TASK TO CARRY OUT:
Return a copy of every line in the records that includes the word "выпуск".

DATASET ROWS:
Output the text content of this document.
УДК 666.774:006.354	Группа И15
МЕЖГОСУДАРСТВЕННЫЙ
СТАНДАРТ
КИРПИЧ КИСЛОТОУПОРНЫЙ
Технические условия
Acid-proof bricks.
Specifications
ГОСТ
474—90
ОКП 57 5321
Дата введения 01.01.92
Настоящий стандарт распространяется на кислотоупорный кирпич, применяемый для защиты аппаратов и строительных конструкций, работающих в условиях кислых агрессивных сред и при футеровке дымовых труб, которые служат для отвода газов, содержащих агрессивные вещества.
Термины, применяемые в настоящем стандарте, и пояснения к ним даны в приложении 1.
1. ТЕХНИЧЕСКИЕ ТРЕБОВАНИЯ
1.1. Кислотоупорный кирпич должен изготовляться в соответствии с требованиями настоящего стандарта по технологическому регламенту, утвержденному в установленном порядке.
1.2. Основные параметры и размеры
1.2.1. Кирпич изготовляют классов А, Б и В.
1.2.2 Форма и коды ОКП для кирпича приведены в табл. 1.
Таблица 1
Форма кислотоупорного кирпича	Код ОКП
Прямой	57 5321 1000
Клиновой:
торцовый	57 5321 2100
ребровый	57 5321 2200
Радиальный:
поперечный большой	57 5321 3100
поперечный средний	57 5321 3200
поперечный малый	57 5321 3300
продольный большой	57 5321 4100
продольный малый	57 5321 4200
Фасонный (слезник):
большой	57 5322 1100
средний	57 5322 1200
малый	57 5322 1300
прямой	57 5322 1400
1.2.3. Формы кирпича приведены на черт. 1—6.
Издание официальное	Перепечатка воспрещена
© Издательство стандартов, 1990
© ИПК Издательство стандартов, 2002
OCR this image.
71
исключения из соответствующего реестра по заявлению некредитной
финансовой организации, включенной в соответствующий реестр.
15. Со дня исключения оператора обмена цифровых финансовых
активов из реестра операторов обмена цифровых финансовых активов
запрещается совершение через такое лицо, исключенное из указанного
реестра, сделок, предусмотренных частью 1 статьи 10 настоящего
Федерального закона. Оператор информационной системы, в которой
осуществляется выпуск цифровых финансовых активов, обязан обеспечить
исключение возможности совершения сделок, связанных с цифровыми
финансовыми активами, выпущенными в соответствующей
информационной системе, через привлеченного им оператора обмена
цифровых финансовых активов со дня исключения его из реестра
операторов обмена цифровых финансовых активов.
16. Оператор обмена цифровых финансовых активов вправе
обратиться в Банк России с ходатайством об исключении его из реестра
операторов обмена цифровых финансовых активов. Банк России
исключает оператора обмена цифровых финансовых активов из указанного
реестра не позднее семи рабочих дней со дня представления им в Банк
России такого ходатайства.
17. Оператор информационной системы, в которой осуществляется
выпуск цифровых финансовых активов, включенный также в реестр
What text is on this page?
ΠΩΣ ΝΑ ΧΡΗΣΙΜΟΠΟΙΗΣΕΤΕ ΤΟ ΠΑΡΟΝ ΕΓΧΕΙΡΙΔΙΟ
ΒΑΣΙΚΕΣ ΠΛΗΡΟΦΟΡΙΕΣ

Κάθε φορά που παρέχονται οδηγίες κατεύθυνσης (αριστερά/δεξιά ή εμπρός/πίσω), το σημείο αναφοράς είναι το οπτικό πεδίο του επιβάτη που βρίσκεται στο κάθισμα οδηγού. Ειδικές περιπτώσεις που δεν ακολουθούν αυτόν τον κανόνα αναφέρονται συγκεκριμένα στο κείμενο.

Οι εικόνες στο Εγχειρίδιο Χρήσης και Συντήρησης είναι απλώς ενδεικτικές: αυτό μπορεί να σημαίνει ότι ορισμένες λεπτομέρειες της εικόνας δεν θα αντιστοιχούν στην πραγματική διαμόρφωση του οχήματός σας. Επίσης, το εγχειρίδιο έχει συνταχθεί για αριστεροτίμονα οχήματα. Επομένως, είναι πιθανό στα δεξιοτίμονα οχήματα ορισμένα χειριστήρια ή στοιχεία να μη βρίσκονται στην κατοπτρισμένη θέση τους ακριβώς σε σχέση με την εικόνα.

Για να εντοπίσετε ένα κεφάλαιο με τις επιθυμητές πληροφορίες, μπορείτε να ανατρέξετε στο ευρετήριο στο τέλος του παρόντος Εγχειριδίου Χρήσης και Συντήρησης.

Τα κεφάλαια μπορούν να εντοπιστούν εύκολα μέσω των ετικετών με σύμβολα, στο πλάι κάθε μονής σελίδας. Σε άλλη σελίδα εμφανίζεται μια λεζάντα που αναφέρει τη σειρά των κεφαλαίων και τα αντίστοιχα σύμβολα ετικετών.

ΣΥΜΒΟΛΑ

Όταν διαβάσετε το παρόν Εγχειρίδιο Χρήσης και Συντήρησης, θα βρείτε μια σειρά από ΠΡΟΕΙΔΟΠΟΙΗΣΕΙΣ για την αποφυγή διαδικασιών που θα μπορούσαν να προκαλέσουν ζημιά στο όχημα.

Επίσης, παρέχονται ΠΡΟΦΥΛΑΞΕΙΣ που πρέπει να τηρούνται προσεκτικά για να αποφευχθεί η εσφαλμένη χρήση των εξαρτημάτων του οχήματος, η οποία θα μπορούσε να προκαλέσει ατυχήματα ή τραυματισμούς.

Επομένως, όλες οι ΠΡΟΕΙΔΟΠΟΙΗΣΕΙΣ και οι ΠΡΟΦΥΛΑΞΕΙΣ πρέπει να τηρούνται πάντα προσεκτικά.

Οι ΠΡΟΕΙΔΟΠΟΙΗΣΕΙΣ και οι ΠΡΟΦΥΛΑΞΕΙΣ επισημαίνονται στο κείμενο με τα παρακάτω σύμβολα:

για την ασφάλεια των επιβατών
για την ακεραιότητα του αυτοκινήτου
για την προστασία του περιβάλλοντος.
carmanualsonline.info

TASK RESULT:
осуществляется выпуск цифровых финансовых активов, обязан обеспечить
выпуск цифровых финансовых активов, включенный также в реестр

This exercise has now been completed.